** begin DATA RECORDS **

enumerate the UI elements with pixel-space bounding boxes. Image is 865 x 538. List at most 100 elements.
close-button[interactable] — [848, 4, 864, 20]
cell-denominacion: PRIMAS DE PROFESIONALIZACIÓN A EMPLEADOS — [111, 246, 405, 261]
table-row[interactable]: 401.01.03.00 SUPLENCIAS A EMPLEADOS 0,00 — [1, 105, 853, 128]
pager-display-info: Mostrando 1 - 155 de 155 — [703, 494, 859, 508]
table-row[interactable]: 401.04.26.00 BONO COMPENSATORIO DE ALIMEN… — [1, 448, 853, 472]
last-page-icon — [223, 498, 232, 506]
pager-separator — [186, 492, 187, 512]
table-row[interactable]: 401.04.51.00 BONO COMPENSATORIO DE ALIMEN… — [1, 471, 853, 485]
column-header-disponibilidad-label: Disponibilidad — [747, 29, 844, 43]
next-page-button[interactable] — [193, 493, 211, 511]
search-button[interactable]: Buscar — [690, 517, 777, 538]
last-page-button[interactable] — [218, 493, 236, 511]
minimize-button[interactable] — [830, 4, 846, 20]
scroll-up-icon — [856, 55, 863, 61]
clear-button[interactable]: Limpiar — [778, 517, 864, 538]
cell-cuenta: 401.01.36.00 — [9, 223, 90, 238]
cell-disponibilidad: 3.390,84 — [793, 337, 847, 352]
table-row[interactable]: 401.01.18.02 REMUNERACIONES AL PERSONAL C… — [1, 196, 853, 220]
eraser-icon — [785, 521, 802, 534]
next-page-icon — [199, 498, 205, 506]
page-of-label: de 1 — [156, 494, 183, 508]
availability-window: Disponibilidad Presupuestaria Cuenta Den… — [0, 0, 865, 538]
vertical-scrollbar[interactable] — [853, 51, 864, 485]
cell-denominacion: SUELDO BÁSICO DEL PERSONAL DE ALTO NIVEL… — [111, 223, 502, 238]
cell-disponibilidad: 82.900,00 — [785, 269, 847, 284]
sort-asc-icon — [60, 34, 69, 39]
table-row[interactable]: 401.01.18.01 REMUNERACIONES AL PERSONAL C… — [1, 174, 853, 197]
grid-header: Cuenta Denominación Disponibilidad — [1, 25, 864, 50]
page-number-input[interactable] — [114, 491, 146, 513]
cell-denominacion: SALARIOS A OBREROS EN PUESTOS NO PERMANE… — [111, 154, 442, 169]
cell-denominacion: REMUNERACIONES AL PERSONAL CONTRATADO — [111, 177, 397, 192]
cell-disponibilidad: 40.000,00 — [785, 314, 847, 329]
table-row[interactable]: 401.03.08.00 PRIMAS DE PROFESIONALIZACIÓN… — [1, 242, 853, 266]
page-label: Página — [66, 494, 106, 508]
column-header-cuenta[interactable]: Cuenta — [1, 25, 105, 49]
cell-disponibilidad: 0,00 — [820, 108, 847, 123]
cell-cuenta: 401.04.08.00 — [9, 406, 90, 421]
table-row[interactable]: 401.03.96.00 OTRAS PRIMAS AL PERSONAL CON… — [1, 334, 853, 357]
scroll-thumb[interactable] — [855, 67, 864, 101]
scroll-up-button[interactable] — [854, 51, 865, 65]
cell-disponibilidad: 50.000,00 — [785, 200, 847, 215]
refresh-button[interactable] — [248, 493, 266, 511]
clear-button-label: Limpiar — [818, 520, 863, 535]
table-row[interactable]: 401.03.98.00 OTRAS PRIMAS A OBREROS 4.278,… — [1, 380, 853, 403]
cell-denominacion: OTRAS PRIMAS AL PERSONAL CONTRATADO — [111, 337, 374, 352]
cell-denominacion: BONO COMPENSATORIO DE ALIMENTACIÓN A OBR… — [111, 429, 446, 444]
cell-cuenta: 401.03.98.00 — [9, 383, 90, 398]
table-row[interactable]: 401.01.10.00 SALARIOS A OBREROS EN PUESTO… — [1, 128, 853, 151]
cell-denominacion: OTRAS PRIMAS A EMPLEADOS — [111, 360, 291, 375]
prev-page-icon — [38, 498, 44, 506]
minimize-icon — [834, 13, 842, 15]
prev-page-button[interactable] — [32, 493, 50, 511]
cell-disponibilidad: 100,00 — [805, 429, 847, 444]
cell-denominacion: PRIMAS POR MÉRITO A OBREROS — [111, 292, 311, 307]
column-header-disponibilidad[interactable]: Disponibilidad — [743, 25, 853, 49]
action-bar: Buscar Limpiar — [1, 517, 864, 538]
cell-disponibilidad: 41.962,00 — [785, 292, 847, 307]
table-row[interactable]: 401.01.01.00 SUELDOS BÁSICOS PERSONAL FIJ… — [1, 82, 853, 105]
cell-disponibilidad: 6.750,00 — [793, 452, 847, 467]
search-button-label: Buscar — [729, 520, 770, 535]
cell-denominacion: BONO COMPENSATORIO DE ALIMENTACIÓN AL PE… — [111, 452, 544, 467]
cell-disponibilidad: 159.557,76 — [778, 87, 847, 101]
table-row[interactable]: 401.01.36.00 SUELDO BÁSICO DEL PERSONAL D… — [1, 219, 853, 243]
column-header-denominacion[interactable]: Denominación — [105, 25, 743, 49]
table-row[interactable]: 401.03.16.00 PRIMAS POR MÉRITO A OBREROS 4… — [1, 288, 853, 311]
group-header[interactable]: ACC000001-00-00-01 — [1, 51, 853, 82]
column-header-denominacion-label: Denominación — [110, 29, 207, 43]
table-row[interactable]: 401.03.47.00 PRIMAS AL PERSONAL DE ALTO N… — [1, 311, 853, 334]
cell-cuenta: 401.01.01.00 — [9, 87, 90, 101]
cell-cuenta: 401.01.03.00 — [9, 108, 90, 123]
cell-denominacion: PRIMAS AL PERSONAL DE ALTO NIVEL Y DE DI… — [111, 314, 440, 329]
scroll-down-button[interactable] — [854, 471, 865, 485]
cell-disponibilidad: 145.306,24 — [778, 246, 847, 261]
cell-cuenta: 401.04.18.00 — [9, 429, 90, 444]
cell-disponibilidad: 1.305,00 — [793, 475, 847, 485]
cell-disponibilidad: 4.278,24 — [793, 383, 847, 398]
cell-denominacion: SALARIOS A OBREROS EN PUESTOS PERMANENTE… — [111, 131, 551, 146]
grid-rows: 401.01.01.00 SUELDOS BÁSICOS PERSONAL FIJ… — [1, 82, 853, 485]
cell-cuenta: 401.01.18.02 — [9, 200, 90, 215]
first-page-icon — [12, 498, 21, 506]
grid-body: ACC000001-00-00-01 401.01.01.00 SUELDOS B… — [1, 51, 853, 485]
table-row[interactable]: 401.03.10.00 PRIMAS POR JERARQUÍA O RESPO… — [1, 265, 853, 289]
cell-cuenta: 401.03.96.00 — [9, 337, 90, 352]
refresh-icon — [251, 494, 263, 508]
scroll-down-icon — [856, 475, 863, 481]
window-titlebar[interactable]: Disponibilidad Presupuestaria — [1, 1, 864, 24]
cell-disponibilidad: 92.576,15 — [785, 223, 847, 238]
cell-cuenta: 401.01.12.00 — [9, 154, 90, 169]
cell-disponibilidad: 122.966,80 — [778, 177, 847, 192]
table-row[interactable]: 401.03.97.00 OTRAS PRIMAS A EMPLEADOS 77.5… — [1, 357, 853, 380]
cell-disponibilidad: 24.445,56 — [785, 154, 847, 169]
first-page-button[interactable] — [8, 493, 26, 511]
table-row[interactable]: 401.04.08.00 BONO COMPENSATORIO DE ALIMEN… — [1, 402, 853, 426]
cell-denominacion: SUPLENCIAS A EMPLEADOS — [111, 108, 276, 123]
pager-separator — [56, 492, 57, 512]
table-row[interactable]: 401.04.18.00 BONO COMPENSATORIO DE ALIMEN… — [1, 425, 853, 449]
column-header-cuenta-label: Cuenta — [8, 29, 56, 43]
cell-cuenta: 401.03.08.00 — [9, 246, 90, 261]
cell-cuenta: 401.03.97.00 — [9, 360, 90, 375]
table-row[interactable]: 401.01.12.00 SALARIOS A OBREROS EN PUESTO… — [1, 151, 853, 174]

** end DATA RECORDS **

Show every line in the entries above that contains the string "minimize".

◆ OUTPUT OF THE TASK ◆
minimize-button[interactable] — [830, 4, 846, 20]
minimize-icon — [834, 13, 842, 15]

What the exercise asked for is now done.